-- START OF Data excerpts --

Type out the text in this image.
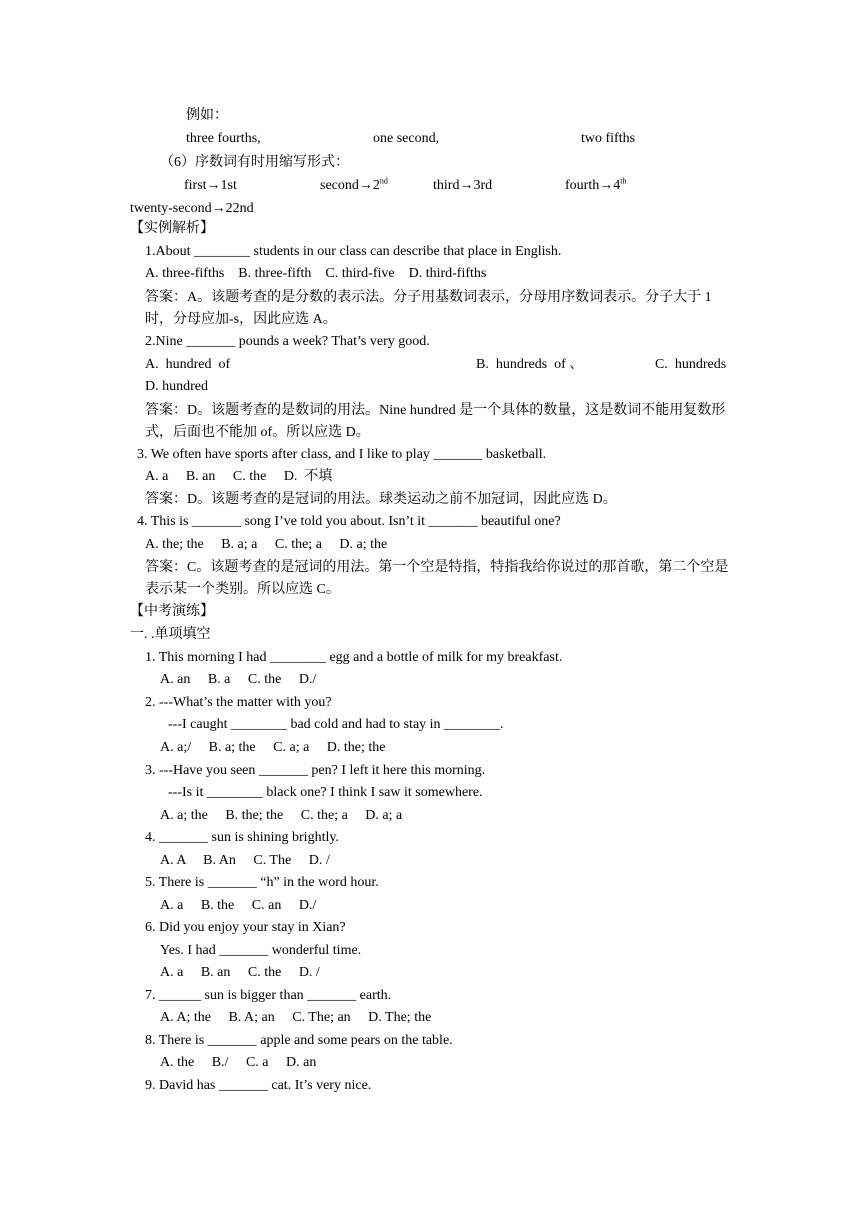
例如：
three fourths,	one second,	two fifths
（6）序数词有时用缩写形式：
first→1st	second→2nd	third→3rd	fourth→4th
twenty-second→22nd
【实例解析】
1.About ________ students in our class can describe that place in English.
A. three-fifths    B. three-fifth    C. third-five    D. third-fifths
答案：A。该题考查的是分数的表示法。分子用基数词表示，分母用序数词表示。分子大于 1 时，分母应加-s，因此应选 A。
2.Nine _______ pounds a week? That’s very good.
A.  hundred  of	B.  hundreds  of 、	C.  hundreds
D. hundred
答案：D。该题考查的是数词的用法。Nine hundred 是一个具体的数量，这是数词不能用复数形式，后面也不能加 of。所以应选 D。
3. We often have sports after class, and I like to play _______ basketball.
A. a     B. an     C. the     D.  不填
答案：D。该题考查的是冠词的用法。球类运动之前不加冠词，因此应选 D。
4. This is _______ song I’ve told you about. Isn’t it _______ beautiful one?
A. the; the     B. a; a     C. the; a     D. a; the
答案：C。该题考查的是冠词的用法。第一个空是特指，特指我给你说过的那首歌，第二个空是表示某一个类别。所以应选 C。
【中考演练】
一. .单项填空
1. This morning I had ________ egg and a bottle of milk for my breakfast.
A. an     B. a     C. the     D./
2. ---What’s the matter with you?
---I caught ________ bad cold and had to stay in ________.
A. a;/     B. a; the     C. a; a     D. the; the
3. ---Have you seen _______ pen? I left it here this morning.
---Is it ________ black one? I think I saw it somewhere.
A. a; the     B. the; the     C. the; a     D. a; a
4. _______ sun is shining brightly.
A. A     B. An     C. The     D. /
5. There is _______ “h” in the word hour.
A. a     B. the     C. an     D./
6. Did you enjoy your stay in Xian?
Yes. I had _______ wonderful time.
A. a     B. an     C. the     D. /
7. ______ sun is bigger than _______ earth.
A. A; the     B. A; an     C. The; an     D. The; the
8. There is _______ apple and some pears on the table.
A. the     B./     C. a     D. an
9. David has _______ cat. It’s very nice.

-- END OF Data excerpts --
-- START OF Data excerpts --

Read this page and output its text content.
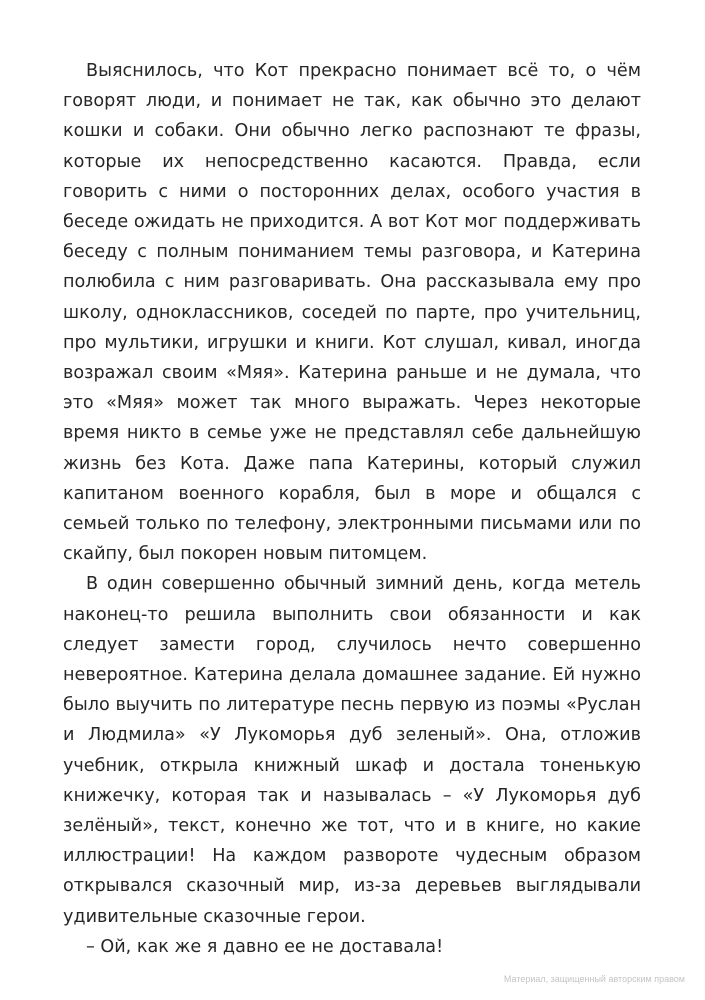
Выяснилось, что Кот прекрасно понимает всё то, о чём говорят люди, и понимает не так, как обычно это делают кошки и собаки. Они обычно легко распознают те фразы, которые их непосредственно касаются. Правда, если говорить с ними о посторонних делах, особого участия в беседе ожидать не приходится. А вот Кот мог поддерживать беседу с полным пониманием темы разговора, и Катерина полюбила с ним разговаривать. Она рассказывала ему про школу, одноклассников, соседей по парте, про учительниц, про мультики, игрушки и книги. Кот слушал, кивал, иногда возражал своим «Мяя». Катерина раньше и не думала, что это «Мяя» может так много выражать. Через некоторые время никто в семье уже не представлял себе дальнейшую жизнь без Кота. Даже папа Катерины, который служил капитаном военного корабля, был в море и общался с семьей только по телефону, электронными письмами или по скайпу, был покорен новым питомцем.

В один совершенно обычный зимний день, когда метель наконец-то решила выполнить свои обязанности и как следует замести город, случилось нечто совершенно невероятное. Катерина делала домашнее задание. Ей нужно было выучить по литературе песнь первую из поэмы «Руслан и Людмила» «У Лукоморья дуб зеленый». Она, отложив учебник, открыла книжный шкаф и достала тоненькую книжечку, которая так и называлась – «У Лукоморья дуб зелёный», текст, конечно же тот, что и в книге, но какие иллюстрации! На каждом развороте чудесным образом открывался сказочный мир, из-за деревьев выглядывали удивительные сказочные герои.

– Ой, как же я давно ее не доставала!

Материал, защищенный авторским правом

-- END OF Data excerpts --
-- START OF Data excerpts --

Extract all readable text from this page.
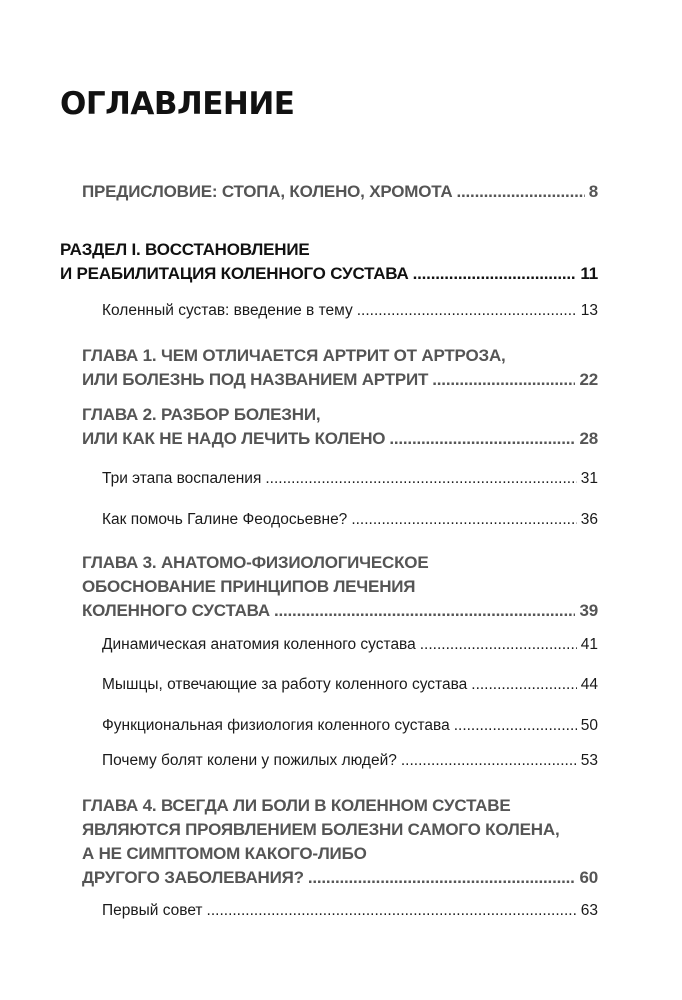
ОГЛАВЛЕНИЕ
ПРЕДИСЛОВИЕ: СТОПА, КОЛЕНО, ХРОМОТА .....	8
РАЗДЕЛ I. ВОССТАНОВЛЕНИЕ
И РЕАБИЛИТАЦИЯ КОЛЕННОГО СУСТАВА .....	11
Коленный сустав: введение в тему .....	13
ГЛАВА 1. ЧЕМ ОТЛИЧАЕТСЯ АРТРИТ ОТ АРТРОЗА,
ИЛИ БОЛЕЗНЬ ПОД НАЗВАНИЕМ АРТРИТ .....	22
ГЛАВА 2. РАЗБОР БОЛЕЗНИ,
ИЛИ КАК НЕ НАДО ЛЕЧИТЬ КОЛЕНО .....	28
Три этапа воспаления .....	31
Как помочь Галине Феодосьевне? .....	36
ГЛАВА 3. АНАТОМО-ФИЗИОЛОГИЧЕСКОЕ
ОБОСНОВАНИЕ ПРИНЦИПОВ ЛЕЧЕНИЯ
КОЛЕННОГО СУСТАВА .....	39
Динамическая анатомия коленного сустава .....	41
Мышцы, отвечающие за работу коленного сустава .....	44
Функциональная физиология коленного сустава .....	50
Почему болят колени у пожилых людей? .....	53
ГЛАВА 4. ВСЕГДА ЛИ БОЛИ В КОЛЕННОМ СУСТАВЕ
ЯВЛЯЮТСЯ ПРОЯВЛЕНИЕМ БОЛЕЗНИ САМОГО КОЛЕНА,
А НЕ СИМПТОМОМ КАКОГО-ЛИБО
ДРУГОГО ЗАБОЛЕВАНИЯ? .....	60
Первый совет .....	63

-- END OF Data excerpts --

Show the lines from the data above that contain the string "АРТРИТ".

ГЛАВА 1. ЧЕМ ОТЛИЧАЕТСЯ АРТРИТ ОТ АРТРОЗА,
ИЛИ БОЛЕЗНЬ ПОД НАЗВАНИЕМ АРТРИТ .....	22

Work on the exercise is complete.